(Saved entries)
####################
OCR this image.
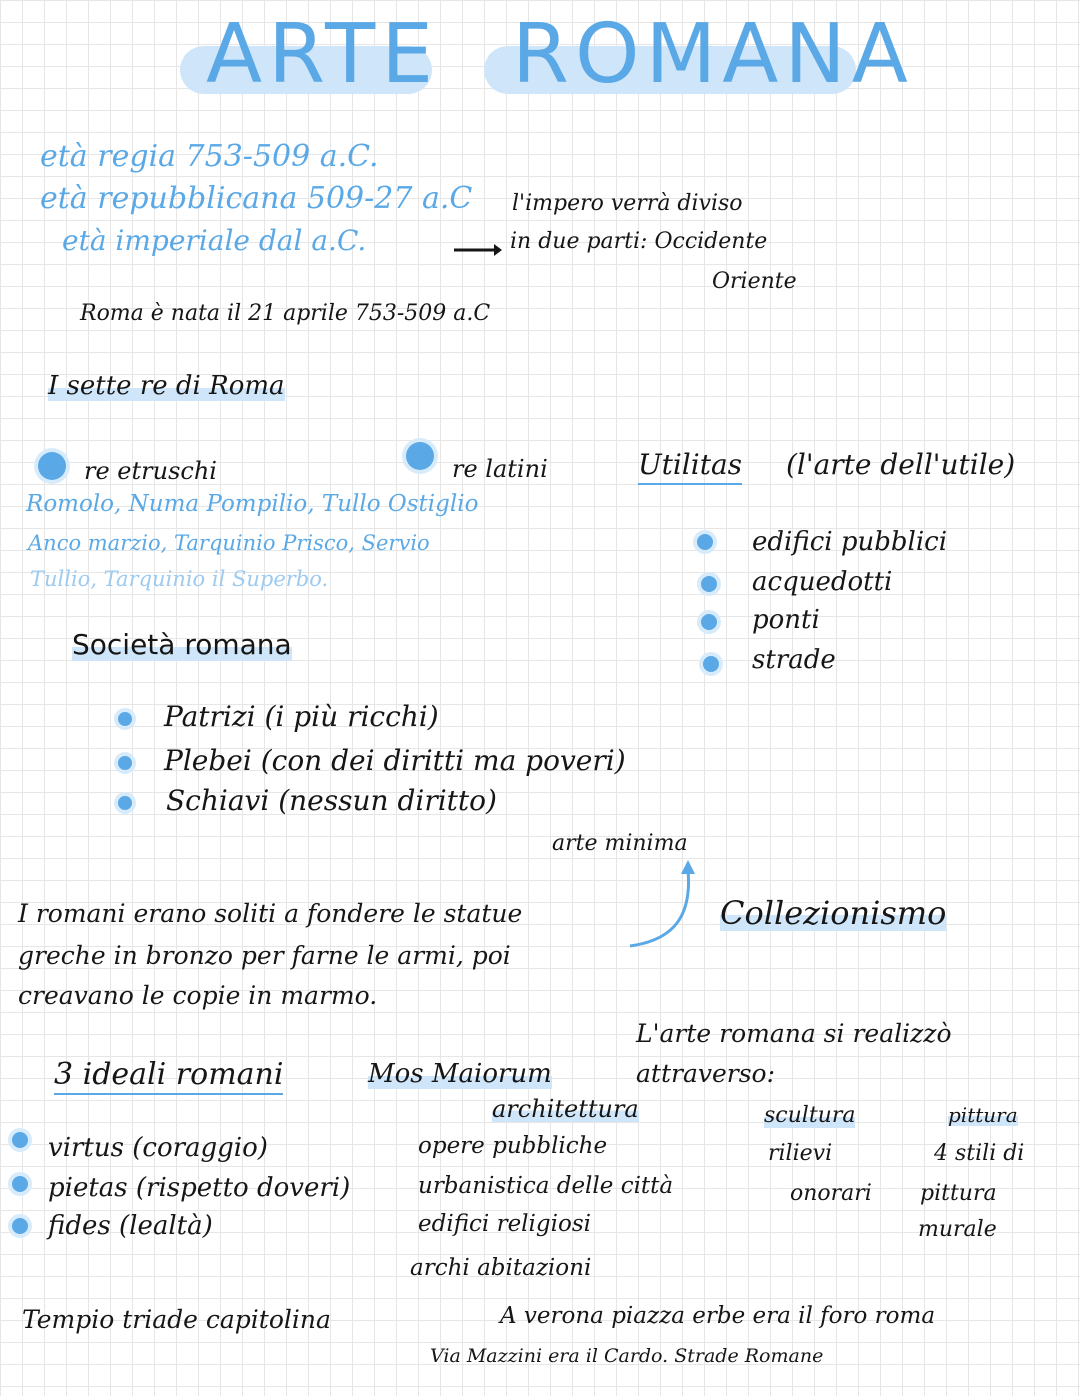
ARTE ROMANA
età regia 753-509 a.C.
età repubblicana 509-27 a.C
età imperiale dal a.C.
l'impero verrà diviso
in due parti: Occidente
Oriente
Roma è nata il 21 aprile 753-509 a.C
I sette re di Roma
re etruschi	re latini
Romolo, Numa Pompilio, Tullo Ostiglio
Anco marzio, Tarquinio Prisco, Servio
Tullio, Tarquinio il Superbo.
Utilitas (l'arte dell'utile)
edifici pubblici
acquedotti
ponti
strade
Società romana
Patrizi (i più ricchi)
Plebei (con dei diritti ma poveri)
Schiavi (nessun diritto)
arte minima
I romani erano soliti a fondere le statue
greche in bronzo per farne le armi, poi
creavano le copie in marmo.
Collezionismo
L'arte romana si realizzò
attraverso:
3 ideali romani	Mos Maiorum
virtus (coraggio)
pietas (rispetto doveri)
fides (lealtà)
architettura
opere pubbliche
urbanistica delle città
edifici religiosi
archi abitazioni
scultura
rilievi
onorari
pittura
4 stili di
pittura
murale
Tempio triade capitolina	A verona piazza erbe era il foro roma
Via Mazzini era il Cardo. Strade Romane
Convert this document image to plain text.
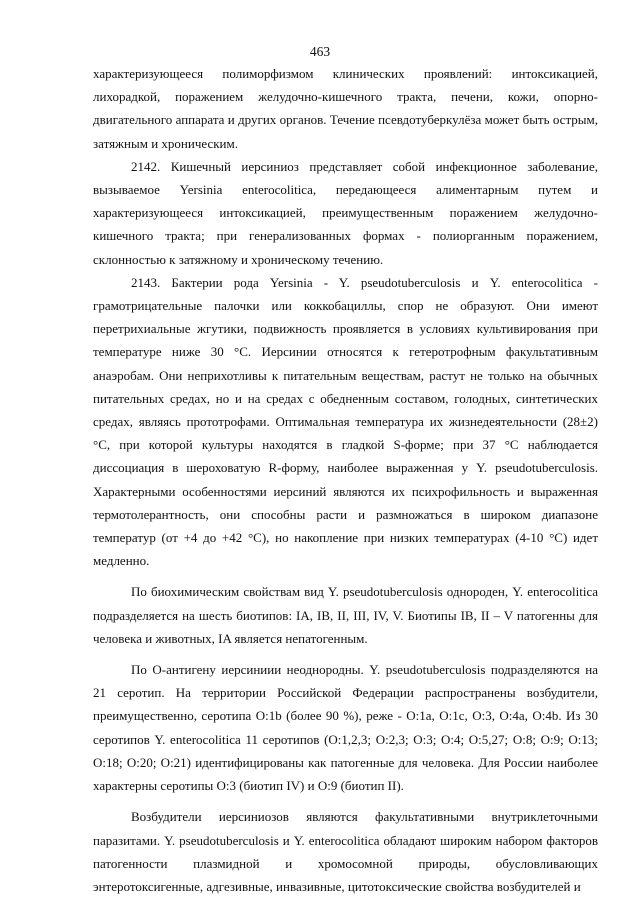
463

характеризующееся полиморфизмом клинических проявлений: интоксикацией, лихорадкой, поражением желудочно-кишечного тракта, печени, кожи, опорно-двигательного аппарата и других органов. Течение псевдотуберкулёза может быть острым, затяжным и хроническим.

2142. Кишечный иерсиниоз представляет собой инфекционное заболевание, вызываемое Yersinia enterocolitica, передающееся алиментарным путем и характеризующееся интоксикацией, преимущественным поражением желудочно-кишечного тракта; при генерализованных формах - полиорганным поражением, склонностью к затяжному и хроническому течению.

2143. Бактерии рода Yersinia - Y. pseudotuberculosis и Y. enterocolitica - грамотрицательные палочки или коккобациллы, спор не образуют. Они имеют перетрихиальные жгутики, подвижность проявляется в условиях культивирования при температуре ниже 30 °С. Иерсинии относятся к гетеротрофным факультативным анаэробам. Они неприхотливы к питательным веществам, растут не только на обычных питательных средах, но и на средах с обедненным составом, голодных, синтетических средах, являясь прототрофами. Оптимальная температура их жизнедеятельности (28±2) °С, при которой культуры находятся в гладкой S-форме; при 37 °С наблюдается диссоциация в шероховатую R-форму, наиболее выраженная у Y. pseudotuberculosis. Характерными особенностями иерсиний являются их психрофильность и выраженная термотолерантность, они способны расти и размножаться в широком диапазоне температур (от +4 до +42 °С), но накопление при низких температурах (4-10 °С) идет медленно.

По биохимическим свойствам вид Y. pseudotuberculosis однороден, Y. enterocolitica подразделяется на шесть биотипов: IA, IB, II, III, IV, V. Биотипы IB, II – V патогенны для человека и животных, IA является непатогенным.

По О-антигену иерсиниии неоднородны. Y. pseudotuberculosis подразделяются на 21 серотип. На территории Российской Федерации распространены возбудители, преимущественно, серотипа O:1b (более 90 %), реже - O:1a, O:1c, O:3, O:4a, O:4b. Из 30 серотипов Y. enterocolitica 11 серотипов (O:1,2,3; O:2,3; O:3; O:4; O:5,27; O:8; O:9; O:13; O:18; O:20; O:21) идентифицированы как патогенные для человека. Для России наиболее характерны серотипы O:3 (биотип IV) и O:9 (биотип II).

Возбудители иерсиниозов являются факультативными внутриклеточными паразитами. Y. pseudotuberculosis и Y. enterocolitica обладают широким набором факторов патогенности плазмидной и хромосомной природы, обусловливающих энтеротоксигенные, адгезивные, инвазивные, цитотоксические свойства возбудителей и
####################
WRITTEN PROBLEM: Reproduce every line precisely as given, omitting all pictures.

TASK OUTPUT:
OCR this image.
ARTE ROMANA
età regia 753-509 a.C.
età repubblicana 509-27 a.C
età imperiale dal a.C.
l'impero verrà diviso
in due parti: Occidente
Oriente
Roma è nata il 21 aprile 753-509 a.C
I sette re di Roma
re etruschi	re latini
Romolo, Numa Pompilio, Tullo Ostiglio
Anco marzio, Tarquinio Prisco, Servio
Tullio, Tarquinio il Superbo.
Utilitas (l'arte dell'utile)
edifici pubblici
acquedotti
ponti
strade
Società romana
Patrizi (i più ricchi)
Plebei (con dei diritti ma poveri)
Schiavi (nessun diritto)
arte minima
I romani erano soliti a fondere le statue
greche in bronzo per farne le armi, poi
creavano le copie in marmo.
Collezionismo
L'arte romana si realizzò
attraverso:
3 ideali romani	Mos Maiorum
virtus (coraggio)
pietas (rispetto doveri)
fides (lealtà)
architettura
opere pubbliche
urbanistica delle città
edifici religiosi
archi abitazioni
scultura
rilievi
onorari
pittura
4 stili di
pittura
murale
Tempio triade capitolina	A verona piazza erbe era il foro roma
Via Mazzini era il Cardo. Strade Romane
Convert this document image to plain text.
463

характеризующееся полиморфизмом клинических проявлений: интоксикацией, лихорадкой, поражением желудочно-кишечного тракта, печени, кожи, опорно-двигательного аппарата и других органов. Течение псевдотуберкулёза может быть острым, затяжным и хроническим.

2142. Кишечный иерсиниоз представляет собой инфекционное заболевание, вызываемое Yersinia enterocolitica, передающееся алиментарным путем и характеризующееся интоксикацией, преимущественным поражением желудочно-кишечного тракта; при генерализованных формах - полиорганным поражением, склонностью к затяжному и хроническому течению.

2143. Бактерии рода Yersinia - Y. pseudotuberculosis и Y. enterocolitica - грамотрицательные палочки или коккобациллы, спор не образуют. Они имеют перетрихиальные жгутики, подвижность проявляется в условиях культивирования при температуре ниже 30 °С. Иерсинии относятся к гетеротрофным факультативным анаэробам. Они неприхотливы к питательным веществам, растут не только на обычных питательных средах, но и на средах с обедненным составом, голодных, синтетических средах, являясь прототрофами. Оптимальная температура их жизнедеятельности (28±2) °С, при которой культуры находятся в гладкой S-форме; при 37 °С наблюдается диссоциация в шероховатую R-форму, наиболее выраженная у Y. pseudotuberculosis. Характерными особенностями иерсиний являются их психрофильность и выраженная термотолерантность, они способны расти и размножаться в широком диапазоне температур (от +4 до +42 °С), но накопление при низких температурах (4-10 °С) идет медленно.

По биохимическим свойствам вид Y. pseudotuberculosis однороден, Y. enterocolitica подразделяется на шесть биотипов: IA, IB, II, III, IV, V. Биотипы IB, II – V патогенны для человека и животных, IA является непатогенным.

По О-антигену иерсиниии неоднородны. Y. pseudotuberculosis подразделяются на 21 серотип. На территории Российской Федерации распространены возбудители, преимущественно, серотипа O:1b (более 90 %), реже - O:1a, O:1c, O:3, O:4a, O:4b. Из 30 серотипов Y. enterocolitica 11 серотипов (O:1,2,3; O:2,3; O:3; O:4; O:5,27; O:8; O:9; O:13; O:18; O:20; O:21) идентифицированы как патогенные для человека. Для России наиболее характерны серотипы O:3 (биотип IV) и O:9 (биотип II).

Возбудители иерсиниозов являются факультативными внутриклеточными паразитами. Y. pseudotuberculosis и Y. enterocolitica обладают широким набором факторов патогенности плазмидной и хромосомной природы, обусловливающих энтеротоксигенные, адгезивные, инвазивные, цитотоксические свойства возбудителей и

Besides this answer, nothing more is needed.